» **Aim of the task**:
Each record below must be returned exactly as shown.

[Data excerpts]
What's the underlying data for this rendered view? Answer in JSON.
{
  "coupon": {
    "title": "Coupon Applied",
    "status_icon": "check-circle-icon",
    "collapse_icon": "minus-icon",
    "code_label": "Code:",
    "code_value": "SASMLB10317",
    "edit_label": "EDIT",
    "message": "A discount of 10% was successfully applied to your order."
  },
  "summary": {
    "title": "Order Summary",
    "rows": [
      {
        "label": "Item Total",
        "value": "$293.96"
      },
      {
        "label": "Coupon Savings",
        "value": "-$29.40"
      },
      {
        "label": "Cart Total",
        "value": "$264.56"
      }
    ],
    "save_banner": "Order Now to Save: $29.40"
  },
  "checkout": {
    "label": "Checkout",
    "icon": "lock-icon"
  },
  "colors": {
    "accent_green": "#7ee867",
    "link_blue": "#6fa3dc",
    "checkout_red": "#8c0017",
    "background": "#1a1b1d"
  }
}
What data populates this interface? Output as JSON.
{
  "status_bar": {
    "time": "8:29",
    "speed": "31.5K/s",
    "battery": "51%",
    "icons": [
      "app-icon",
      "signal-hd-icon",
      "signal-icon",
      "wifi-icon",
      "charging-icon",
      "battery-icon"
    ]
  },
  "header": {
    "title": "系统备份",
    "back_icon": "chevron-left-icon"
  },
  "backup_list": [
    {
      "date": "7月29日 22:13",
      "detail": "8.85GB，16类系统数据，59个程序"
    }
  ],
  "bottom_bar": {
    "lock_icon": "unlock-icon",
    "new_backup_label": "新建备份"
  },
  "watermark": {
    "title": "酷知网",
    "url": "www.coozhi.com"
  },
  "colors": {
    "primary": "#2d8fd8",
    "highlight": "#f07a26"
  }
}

» **Written reply**:
What's the underlying data for this rendered view? Answer in JSON.
{
  "coupon": {
    "title": "Coupon Applied",
    "status_icon": "check-circle-icon",
    "collapse_icon": "minus-icon",
    "code_label": "Code:",
    "code_value": "SASMLB10317",
    "edit_label": "EDIT",
    "message": "A discount of 10% was successfully applied to your order."
  },
  "summary": {
    "title": "Order Summary",
    "rows": [
      {
        "label": "Item Total",
        "value": "$293.96"
      },
      {
        "label": "Coupon Savings",
        "value": "-$29.40"
      },
      {
        "label": "Cart Total",
        "value": "$264.56"
      }
    ],
    "save_banner": "Order Now to Save: $29.40"
  },
  "checkout": {
    "label": "Checkout",
    "icon": "lock-icon"
  },
  "colors": {
    "accent_green": "#7ee867",
    "link_blue": "#6fa3dc",
    "checkout_red": "#8c0017",
    "background": "#1a1b1d"
  }
}
What data populates this interface? Output as JSON.
{
  "status_bar": {
    "time": "8:29",
    "speed": "31.5K/s",
    "battery": "51%",
    "icons": [
      "app-icon",
      "signal-hd-icon",
      "signal-icon",
      "wifi-icon",
      "charging-icon",
      "battery-icon"
    ]
  },
  "header": {
    "title": "系统备份",
    "back_icon": "chevron-left-icon"
  },
  "backup_list": [
    {
      "date": "7月29日 22:13",
      "detail": "8.85GB，16类系统数据，59个程序"
    }
  ],
  "bottom_bar": {
    "lock_icon": "unlock-icon",
    "new_backup_label": "新建备份"
  },
  "watermark": {
    "title": "酷知网",
    "url": "www.coozhi.com"
  },
  "colors": {
    "primary": "#2d8fd8",
    "highlight": "#f07a26"
  }
}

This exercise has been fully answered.